THE PROBLEM:
Check every line below for the word "Natural" and copy each one that has it.
---------- EXTRACTED INFORMATION
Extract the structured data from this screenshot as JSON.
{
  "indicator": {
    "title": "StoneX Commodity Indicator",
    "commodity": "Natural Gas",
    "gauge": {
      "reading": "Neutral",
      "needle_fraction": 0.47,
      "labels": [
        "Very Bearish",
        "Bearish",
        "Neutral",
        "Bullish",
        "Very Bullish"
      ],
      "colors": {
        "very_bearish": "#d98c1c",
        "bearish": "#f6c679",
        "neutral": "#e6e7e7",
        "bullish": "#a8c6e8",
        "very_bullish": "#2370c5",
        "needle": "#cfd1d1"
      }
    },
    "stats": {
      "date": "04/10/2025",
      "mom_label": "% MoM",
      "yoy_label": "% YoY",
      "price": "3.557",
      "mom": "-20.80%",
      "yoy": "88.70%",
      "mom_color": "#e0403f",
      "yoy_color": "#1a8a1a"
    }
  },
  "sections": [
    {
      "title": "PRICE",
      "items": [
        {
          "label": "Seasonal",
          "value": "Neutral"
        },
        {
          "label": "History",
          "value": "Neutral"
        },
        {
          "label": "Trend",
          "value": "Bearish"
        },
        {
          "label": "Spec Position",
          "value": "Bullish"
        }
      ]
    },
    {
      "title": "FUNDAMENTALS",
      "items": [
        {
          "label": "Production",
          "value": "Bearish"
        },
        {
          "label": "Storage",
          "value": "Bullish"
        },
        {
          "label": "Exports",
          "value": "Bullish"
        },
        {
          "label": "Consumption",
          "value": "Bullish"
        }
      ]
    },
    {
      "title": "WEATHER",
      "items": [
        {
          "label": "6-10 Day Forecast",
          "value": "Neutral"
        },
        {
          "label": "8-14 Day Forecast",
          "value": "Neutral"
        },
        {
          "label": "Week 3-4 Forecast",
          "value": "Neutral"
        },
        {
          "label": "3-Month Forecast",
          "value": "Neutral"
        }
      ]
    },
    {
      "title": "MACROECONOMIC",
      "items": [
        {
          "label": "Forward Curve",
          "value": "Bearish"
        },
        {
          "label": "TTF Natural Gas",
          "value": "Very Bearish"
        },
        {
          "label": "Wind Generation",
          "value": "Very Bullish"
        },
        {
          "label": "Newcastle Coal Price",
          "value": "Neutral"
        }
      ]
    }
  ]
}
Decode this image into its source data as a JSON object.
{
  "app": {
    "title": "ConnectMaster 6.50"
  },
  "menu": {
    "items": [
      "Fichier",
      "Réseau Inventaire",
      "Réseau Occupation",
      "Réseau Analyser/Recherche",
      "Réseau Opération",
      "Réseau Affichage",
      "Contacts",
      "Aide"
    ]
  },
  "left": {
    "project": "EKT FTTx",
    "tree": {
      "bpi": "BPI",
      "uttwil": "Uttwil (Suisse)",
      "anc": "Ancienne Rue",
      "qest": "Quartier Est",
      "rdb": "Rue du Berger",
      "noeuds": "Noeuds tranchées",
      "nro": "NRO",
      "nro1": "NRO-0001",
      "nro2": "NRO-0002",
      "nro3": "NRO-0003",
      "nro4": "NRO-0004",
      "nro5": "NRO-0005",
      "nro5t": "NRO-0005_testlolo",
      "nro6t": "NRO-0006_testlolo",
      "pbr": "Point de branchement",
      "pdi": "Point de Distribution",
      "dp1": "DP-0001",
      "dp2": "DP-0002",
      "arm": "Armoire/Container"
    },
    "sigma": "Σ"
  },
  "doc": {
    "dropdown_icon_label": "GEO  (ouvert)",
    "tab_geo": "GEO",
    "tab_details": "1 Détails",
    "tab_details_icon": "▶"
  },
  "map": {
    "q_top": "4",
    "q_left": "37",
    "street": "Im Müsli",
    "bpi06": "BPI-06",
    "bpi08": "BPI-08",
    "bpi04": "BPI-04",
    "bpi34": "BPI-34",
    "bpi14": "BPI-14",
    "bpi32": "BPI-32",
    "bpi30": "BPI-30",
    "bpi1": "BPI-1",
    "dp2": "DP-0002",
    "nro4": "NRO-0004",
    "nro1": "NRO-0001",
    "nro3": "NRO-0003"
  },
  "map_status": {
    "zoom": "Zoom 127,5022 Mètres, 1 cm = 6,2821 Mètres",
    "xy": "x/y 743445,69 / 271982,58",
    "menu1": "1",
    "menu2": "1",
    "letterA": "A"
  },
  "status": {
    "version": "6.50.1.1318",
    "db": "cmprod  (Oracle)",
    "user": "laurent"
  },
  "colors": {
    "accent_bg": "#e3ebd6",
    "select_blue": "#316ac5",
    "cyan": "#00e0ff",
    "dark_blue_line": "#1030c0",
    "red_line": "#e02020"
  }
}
--------------------
SOLUTION TO THIS EXERCISE:
    "commodity": "Natural Gas",
          "label": "TTF Natural Gas",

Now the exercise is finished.